* _TASK REQUIREMENTS_
Transcribe the material word for word, but without the images.

** Start of GIVEN RECORDS **

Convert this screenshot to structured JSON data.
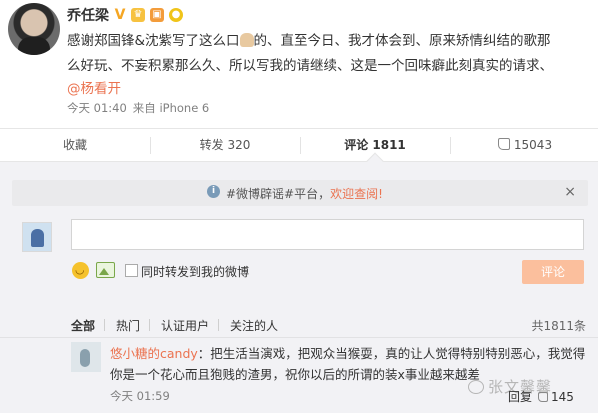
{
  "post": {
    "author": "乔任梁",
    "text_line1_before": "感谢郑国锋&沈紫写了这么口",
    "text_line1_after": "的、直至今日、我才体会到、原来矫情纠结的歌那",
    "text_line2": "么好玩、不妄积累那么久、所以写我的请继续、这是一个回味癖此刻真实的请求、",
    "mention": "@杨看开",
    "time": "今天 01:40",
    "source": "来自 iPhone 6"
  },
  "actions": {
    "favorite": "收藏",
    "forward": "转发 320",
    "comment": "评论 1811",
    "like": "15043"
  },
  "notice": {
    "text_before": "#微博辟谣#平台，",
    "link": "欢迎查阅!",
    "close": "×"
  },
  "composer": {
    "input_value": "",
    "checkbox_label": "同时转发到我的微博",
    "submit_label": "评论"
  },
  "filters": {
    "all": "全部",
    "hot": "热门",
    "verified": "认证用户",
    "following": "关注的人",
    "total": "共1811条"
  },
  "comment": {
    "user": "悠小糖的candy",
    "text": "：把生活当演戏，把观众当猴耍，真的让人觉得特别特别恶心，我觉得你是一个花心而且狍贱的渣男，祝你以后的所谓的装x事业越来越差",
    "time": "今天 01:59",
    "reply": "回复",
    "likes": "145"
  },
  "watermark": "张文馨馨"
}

** End of GIVEN RECORDS **

* _REPLY_
Convert this screenshot to structured JSON data.
{
  "post": {
    "author": "乔任梁",
    "text_line1_before": "感谢郑国锋&沈紫写了这么口",
    "text_line1_after": "的、直至今日、我才体会到、原来矫情纠结的歌那",
    "text_line2": "么好玩、不妄积累那么久、所以写我的请继续、这是一个回味癖此刻真实的请求、",
    "mention": "@杨看开",
    "time": "今天 01:40",
    "source": "来自 iPhone 6"
  },
  "actions": {
    "favorite": "收藏",
    "forward": "转发 320",
    "comment": "评论 1811",
    "like": "15043"
  },
  "notice": {
    "text_before": "#微博辟谣#平台，",
    "link": "欢迎查阅!",
    "close": "×"
  },
  "composer": {
    "input_value": "",
    "checkbox_label": "同时转发到我的微博",
    "submit_label": "评论"
  },
  "filters": {
    "all": "全部",
    "hot": "热门",
    "verified": "认证用户",
    "following": "关注的人",
    "total": "共1811条"
  },
  "comment": {
    "user": "悠小糖的candy",
    "text": "：把生活当演戏，把观众当猴耍，真的让人觉得特别特别恶心，我觉得你是一个花心而且狍贱的渣男，祝你以后的所谓的装x事业越来越差",
    "time": "今天 01:59",
    "reply": "回复",
    "likes": "145"
  },
  "watermark": "张文馨馨"
}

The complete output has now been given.